OBJECTIVE
State the number of lines, and only that number, in which the word "text" appears.
— start INPUT RECORDS —
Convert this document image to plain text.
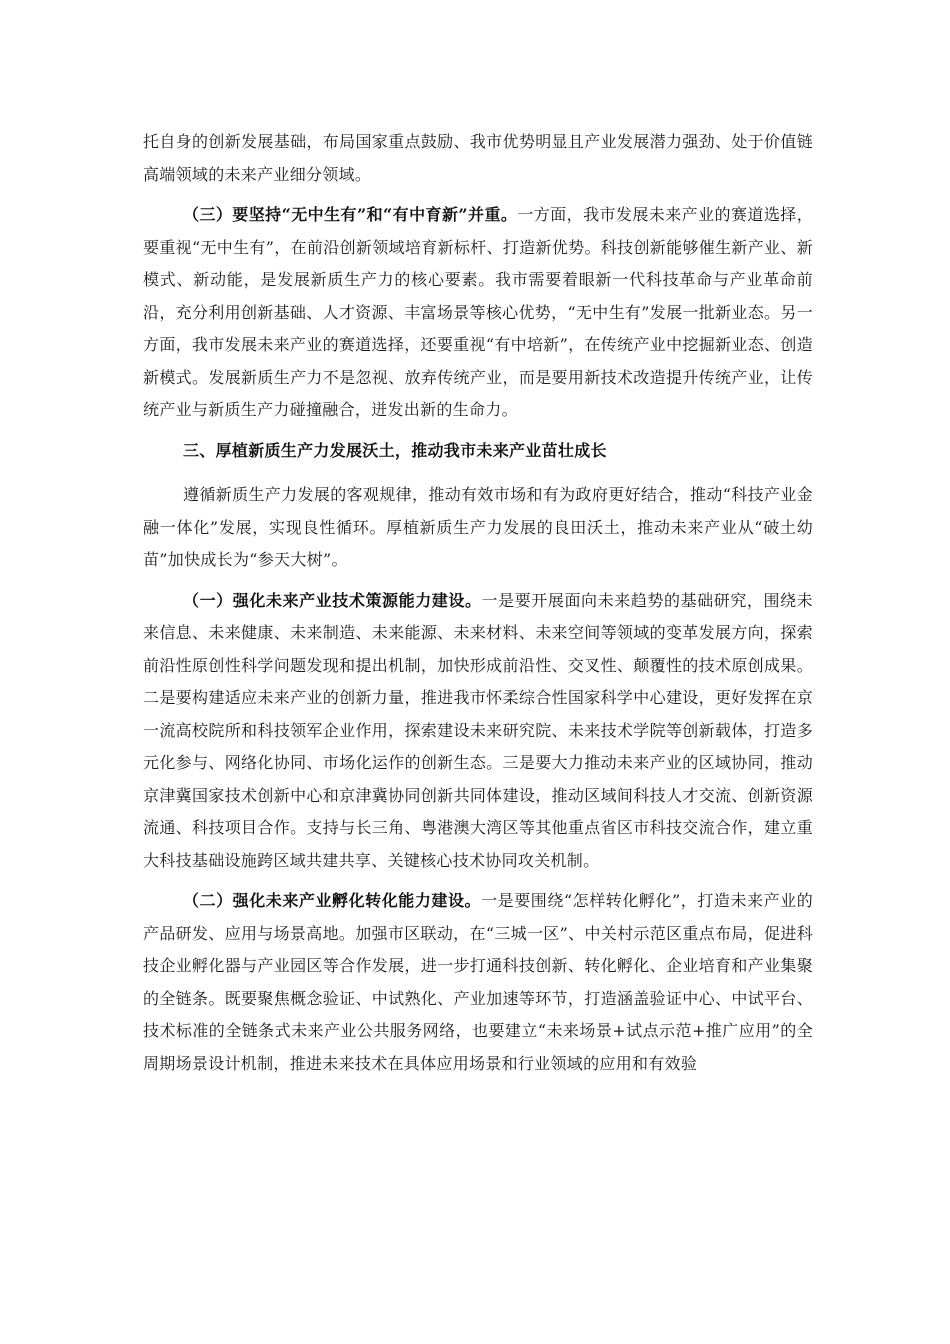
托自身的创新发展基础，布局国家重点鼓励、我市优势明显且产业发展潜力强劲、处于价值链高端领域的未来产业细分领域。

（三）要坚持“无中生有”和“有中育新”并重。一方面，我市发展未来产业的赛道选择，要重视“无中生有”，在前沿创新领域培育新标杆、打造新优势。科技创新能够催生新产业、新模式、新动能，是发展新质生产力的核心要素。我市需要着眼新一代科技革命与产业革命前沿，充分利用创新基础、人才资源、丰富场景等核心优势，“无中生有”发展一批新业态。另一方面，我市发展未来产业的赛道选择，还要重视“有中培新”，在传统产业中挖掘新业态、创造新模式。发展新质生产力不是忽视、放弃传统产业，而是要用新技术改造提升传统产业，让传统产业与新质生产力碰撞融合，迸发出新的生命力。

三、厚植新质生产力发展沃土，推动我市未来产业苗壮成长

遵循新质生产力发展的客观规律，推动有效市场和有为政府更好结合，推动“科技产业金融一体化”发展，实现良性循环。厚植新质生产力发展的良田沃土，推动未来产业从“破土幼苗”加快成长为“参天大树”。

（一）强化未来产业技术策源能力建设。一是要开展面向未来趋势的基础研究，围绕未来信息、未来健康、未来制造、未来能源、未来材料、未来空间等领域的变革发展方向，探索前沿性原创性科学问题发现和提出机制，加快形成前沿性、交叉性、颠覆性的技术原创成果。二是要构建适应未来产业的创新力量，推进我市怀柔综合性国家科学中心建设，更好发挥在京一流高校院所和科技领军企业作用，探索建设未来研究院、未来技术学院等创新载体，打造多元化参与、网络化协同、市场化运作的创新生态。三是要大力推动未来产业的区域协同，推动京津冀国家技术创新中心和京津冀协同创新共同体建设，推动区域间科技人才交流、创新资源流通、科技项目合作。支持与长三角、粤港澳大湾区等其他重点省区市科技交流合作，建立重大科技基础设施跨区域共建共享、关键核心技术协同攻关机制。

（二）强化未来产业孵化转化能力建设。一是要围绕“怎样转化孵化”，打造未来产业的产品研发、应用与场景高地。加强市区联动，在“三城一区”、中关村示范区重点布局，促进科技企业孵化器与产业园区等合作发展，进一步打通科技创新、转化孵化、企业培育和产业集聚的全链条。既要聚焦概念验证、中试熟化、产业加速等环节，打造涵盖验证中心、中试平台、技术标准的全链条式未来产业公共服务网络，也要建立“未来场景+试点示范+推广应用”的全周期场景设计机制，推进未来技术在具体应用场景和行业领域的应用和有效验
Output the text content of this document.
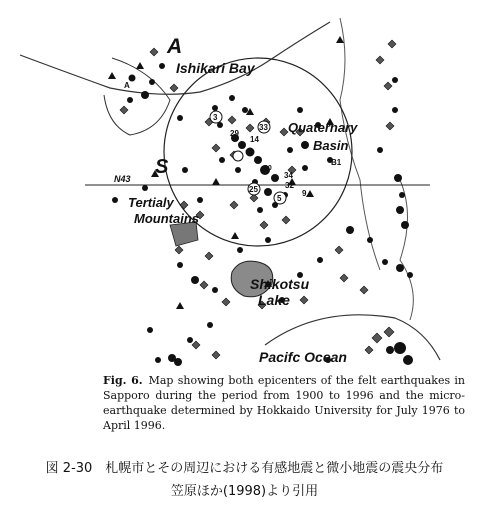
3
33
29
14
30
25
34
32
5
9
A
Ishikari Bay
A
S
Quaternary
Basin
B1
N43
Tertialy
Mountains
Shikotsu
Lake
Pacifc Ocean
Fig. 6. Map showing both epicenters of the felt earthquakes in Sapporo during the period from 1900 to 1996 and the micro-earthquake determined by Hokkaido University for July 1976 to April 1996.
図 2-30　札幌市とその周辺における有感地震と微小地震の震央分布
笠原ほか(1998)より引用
— end INPUT RECORDS —
SOLUTION
2